*Problem statement*:
Omit all pictures, then retype the data exactly as given.

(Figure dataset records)

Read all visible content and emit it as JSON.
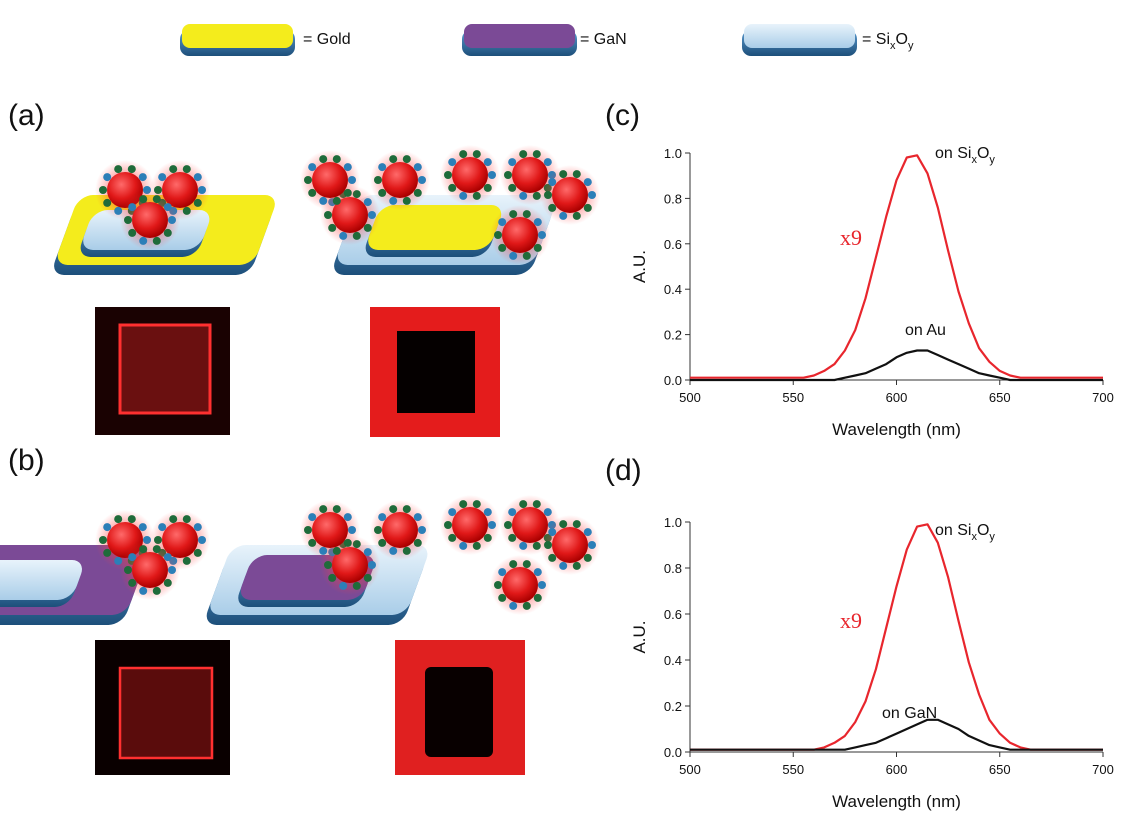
{
  "legend": [
    {
      "label": "= Gold"
    },
    {
      "label": "= GaN"
    },
    {
      "label": "= Si",
      "sub1": "x",
      "mid": "O",
      "sub2": "y"
    }
  ],
  "panels": [
    "(a)",
    "(b)",
    "(c)",
    "(d)"
  ],
  "chart_data": [
    {
      "type": "line",
      "xlabel": "Wavelength (nm)",
      "ylabel": "A.U.",
      "annotations": [
        {
          "text": "on Si",
          "sub1": "x",
          "mid": "O",
          "sub2": "y"
        },
        {
          "text": "x9"
        },
        {
          "text": "on Au"
        }
      ],
      "x": [
        500,
        505,
        510,
        515,
        520,
        525,
        530,
        535,
        540,
        545,
        550,
        555,
        560,
        565,
        570,
        575,
        580,
        585,
        590,
        595,
        600,
        605,
        610,
        615,
        620,
        625,
        630,
        635,
        640,
        645,
        650,
        655,
        660,
        665,
        670,
        675,
        680,
        685,
        690,
        695,
        700
      ],
      "series": [
        {
          "color": "#e8262d",
          "values": [
            0.01,
            0.01,
            0.01,
            0.01,
            0.01,
            0.01,
            0.01,
            0.01,
            0.01,
            0.01,
            0.01,
            0.01,
            0.02,
            0.04,
            0.07,
            0.13,
            0.22,
            0.36,
            0.54,
            0.72,
            0.88,
            0.98,
            0.99,
            0.91,
            0.76,
            0.57,
            0.39,
            0.25,
            0.14,
            0.08,
            0.04,
            0.02,
            0.01,
            0.01,
            0.01,
            0.01,
            0.01,
            0.01,
            0.01,
            0.01,
            0.01
          ]
        },
        {
          "color": "#111111",
          "values": [
            0,
            0,
            0,
            0,
            0,
            0,
            0,
            0,
            0,
            0,
            0,
            0,
            0,
            0,
            0,
            0.01,
            0.02,
            0.03,
            0.05,
            0.07,
            0.1,
            0.12,
            0.13,
            0.13,
            0.11,
            0.09,
            0.07,
            0.05,
            0.03,
            0.02,
            0.01,
            0,
            0,
            0,
            0,
            0,
            0,
            0,
            0,
            0,
            0
          ]
        }
      ],
      "xlim": [
        500,
        700
      ],
      "ylim": [
        0,
        1
      ],
      "xticks": [
        500,
        550,
        600,
        650,
        700
      ],
      "yticks": [
        {
          "value": 0,
          "label": "0.0"
        },
        0.2,
        0.4,
        0.6,
        0.8,
        {
          "value": 1,
          "label": "1.0"
        }
      ]
    },
    {
      "type": "line",
      "xlabel": "Wavelength (nm)",
      "ylabel": "A.U.",
      "annotations": [
        {
          "text": "on Si",
          "sub1": "x",
          "mid": "O",
          "sub2": "y"
        },
        {
          "text": "x9"
        },
        {
          "text": "on GaN"
        }
      ],
      "x": [
        500,
        505,
        510,
        515,
        520,
        525,
        530,
        535,
        540,
        545,
        550,
        555,
        560,
        565,
        570,
        575,
        580,
        585,
        590,
        595,
        600,
        605,
        610,
        615,
        620,
        625,
        630,
        635,
        640,
        645,
        650,
        655,
        660,
        665,
        670,
        675,
        680,
        685,
        690,
        695,
        700
      ],
      "series": [
        {
          "color": "#e8262d",
          "values": [
            0.01,
            0.01,
            0.01,
            0.01,
            0.01,
            0.01,
            0.01,
            0.01,
            0.01,
            0.01,
            0.01,
            0.01,
            0.01,
            0.02,
            0.04,
            0.07,
            0.13,
            0.22,
            0.36,
            0.54,
            0.72,
            0.88,
            0.98,
            0.99,
            0.91,
            0.76,
            0.57,
            0.39,
            0.25,
            0.14,
            0.08,
            0.04,
            0.02,
            0.01,
            0.01,
            0.01,
            0.01,
            0.01,
            0.01,
            0.01,
            0.01
          ]
        },
        {
          "color": "#111111",
          "values": [
            0.01,
            0.01,
            0.01,
            0.01,
            0.01,
            0.01,
            0.01,
            0.01,
            0.01,
            0.01,
            0.01,
            0.01,
            0.01,
            0.01,
            0.01,
            0.01,
            0.02,
            0.03,
            0.04,
            0.06,
            0.08,
            0.1,
            0.12,
            0.14,
            0.14,
            0.12,
            0.1,
            0.07,
            0.05,
            0.03,
            0.02,
            0.01,
            0.01,
            0.01,
            0.01,
            0.01,
            0.01,
            0.01,
            0.01,
            0.01,
            0.01
          ]
        }
      ],
      "xlim": [
        500,
        700
      ],
      "ylim": [
        0,
        1
      ],
      "xticks": [
        500,
        550,
        600,
        650,
        700
      ],
      "yticks": [
        {
          "value": 0,
          "label": "0.0"
        },
        0.2,
        0.4,
        0.6,
        0.8,
        {
          "value": 1,
          "label": "1.0"
        }
      ]
    }
  ]
}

*Exercise output*:
Read all visible content and emit it as JSON.
{
  "legend": [
    {
      "label": "= Gold"
    },
    {
      "label": "= GaN"
    },
    {
      "label": "= Si",
      "sub1": "x",
      "mid": "O",
      "sub2": "y"
    }
  ],
  "panels": [
    "(a)",
    "(b)",
    "(c)",
    "(d)"
  ],
  "chart_data": [
    {
      "type": "line",
      "xlabel": "Wavelength (nm)",
      "ylabel": "A.U.",
      "annotations": [
        {
          "text": "on Si",
          "sub1": "x",
          "mid": "O",
          "sub2": "y"
        },
        {
          "text": "x9"
        },
        {
          "text": "on Au"
        }
      ],
      "x": [
        500,
        505,
        510,
        515,
        520,
        525,
        530,
        535,
        540,
        545,
        550,
        555,
        560,
        565,
        570,
        575,
        580,
        585,
        590,
        595,
        600,
        605,
        610,
        615,
        620,
        625,
        630,
        635,
        640,
        645,
        650,
        655,
        660,
        665,
        670,
        675,
        680,
        685,
        690,
        695,
        700
      ],
      "series": [
        {
          "color": "#e8262d",
          "values": [
            0.01,
            0.01,
            0.01,
            0.01,
            0.01,
            0.01,
            0.01,
            0.01,
            0.01,
            0.01,
            0.01,
            0.01,
            0.02,
            0.04,
            0.07,
            0.13,
            0.22,
            0.36,
            0.54,
            0.72,
            0.88,
            0.98,
            0.99,
            0.91,
            0.76,
            0.57,
            0.39,
            0.25,
            0.14,
            0.08,
            0.04,
            0.02,
            0.01,
            0.01,
            0.01,
            0.01,
            0.01,
            0.01,
            0.01,
            0.01,
            0.01
          ]
        },
        {
          "color": "#111111",
          "values": [
            0,
            0,
            0,
            0,
            0,
            0,
            0,
            0,
            0,
            0,
            0,
            0,
            0,
            0,
            0,
            0.01,
            0.02,
            0.03,
            0.05,
            0.07,
            0.1,
            0.12,
            0.13,
            0.13,
            0.11,
            0.09,
            0.07,
            0.05,
            0.03,
            0.02,
            0.01,
            0,
            0,
            0,
            0,
            0,
            0,
            0,
            0,
            0,
            0
          ]
        }
      ],
      "xlim": [
        500,
        700
      ],
      "ylim": [
        0,
        1
      ],
      "xticks": [
        500,
        550,
        600,
        650,
        700
      ],
      "yticks": [
        {
          "value": 0,
          "label": "0.0"
        },
        0.2,
        0.4,
        0.6,
        0.8,
        {
          "value": 1,
          "label": "1.0"
        }
      ]
    },
    {
      "type": "line",
      "xlabel": "Wavelength (nm)",
      "ylabel": "A.U.",
      "annotations": [
        {
          "text": "on Si",
          "sub1": "x",
          "mid": "O",
          "sub2": "y"
        },
        {
          "text": "x9"
        },
        {
          "text": "on GaN"
        }
      ],
      "x": [
        500,
        505,
        510,
        515,
        520,
        525,
        530,
        535,
        540,
        545,
        550,
        555,
        560,
        565,
        570,
        575,
        580,
        585,
        590,
        595,
        600,
        605,
        610,
        615,
        620,
        625,
        630,
        635,
        640,
        645,
        650,
        655,
        660,
        665,
        670,
        675,
        680,
        685,
        690,
        695,
        700
      ],
      "series": [
        {
          "color": "#e8262d",
          "values": [
            0.01,
            0.01,
            0.01,
            0.01,
            0.01,
            0.01,
            0.01,
            0.01,
            0.01,
            0.01,
            0.01,
            0.01,
            0.01,
            0.02,
            0.04,
            0.07,
            0.13,
            0.22,
            0.36,
            0.54,
            0.72,
            0.88,
            0.98,
            0.99,
            0.91,
            0.76,
            0.57,
            0.39,
            0.25,
            0.14,
            0.08,
            0.04,
            0.02,
            0.01,
            0.01,
            0.01,
            0.01,
            0.01,
            0.01,
            0.01,
            0.01
          ]
        },
        {
          "color": "#111111",
          "values": [
            0.01,
            0.01,
            0.01,
            0.01,
            0.01,
            0.01,
            0.01,
            0.01,
            0.01,
            0.01,
            0.01,
            0.01,
            0.01,
            0.01,
            0.01,
            0.01,
            0.02,
            0.03,
            0.04,
            0.06,
            0.08,
            0.1,
            0.12,
            0.14,
            0.14,
            0.12,
            0.1,
            0.07,
            0.05,
            0.03,
            0.02,
            0.01,
            0.01,
            0.01,
            0.01,
            0.01,
            0.01,
            0.01,
            0.01,
            0.01,
            0.01
          ]
        }
      ],
      "xlim": [
        500,
        700
      ],
      "ylim": [
        0,
        1
      ],
      "xticks": [
        500,
        550,
        600,
        650,
        700
      ],
      "yticks": [
        {
          "value": 0,
          "label": "0.0"
        },
        0.2,
        0.4,
        0.6,
        0.8,
        {
          "value": 1,
          "label": "1.0"
        }
      ]
    }
  ]
}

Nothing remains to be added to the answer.